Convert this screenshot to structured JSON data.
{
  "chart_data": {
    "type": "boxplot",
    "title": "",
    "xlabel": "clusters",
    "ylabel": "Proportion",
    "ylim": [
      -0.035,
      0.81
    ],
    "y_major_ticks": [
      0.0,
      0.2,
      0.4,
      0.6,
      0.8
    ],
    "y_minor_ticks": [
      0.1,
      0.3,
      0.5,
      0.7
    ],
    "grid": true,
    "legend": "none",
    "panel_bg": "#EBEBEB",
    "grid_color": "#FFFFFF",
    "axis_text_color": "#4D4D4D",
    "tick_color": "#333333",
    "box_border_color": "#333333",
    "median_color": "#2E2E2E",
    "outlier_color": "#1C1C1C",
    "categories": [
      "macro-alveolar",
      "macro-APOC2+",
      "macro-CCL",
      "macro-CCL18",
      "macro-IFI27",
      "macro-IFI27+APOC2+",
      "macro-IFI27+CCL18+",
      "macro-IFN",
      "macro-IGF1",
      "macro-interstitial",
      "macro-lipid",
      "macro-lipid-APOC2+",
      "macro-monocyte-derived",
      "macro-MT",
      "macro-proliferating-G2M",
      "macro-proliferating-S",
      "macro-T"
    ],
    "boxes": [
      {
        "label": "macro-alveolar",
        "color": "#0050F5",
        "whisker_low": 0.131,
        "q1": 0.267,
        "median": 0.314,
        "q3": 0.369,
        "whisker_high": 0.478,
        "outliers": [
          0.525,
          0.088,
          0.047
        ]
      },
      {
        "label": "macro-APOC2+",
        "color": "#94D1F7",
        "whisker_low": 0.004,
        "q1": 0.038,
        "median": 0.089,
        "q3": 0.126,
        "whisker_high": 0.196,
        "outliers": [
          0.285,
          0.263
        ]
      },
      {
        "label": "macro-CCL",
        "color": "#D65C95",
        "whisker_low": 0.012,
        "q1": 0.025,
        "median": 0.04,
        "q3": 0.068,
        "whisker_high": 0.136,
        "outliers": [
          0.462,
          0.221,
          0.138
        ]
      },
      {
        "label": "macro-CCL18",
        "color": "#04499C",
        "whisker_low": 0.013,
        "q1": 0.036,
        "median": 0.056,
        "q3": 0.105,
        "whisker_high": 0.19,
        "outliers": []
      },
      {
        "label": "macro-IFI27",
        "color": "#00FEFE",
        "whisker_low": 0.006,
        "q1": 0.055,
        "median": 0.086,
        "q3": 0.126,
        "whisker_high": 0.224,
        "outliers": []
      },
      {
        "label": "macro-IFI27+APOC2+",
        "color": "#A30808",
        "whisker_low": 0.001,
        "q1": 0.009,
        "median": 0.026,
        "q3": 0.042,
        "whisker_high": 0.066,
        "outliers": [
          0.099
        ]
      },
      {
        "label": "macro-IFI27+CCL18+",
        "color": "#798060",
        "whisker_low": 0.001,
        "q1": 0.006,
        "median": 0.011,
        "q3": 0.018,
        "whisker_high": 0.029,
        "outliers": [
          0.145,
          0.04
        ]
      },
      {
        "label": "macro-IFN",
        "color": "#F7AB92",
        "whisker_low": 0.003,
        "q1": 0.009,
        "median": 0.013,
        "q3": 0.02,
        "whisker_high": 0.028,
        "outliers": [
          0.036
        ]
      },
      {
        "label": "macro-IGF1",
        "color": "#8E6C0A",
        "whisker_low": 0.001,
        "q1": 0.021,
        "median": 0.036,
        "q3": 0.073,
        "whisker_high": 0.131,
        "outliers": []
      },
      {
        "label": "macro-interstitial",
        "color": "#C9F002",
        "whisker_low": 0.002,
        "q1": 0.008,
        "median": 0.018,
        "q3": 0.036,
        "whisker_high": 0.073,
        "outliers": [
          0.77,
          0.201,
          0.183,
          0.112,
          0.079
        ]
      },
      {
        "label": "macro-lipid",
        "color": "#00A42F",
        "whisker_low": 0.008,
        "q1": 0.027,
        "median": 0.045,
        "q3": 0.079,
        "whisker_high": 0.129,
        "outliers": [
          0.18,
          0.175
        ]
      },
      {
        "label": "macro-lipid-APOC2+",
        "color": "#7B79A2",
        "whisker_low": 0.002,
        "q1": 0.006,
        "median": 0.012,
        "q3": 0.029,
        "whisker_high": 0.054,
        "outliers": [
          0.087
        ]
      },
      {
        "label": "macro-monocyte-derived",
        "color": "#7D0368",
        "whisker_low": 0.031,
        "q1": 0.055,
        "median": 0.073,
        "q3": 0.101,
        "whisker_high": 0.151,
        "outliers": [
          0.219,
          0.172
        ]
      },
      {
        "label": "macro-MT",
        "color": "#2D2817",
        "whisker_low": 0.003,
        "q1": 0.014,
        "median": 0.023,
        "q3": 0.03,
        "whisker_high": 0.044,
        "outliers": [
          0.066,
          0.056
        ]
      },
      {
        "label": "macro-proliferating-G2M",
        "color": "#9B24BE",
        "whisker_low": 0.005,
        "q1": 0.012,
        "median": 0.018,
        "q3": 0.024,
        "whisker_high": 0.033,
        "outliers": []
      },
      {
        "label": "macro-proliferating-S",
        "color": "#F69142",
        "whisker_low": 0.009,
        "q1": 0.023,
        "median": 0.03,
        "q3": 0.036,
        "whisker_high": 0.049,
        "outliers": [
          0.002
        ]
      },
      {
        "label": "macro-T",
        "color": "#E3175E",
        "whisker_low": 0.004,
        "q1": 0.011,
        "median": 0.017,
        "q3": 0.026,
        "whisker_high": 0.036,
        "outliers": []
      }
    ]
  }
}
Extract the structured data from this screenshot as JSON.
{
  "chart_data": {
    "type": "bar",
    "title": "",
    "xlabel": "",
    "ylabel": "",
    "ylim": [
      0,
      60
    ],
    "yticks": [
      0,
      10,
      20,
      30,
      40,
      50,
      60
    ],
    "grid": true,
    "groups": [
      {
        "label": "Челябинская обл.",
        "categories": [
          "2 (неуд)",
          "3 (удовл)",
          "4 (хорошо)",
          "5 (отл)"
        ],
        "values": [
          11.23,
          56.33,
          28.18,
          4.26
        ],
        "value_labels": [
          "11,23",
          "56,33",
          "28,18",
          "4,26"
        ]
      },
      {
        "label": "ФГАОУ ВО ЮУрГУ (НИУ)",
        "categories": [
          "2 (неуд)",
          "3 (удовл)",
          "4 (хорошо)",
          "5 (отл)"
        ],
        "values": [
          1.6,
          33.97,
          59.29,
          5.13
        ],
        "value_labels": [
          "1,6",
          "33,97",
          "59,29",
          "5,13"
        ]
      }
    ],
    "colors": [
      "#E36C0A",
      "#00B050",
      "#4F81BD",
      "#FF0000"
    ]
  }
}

WHAT TO PRODUCE: State how many lines of the listing hold the string "JSON"; reply with the number and nothing else.

RESULT OF THE TASK: 2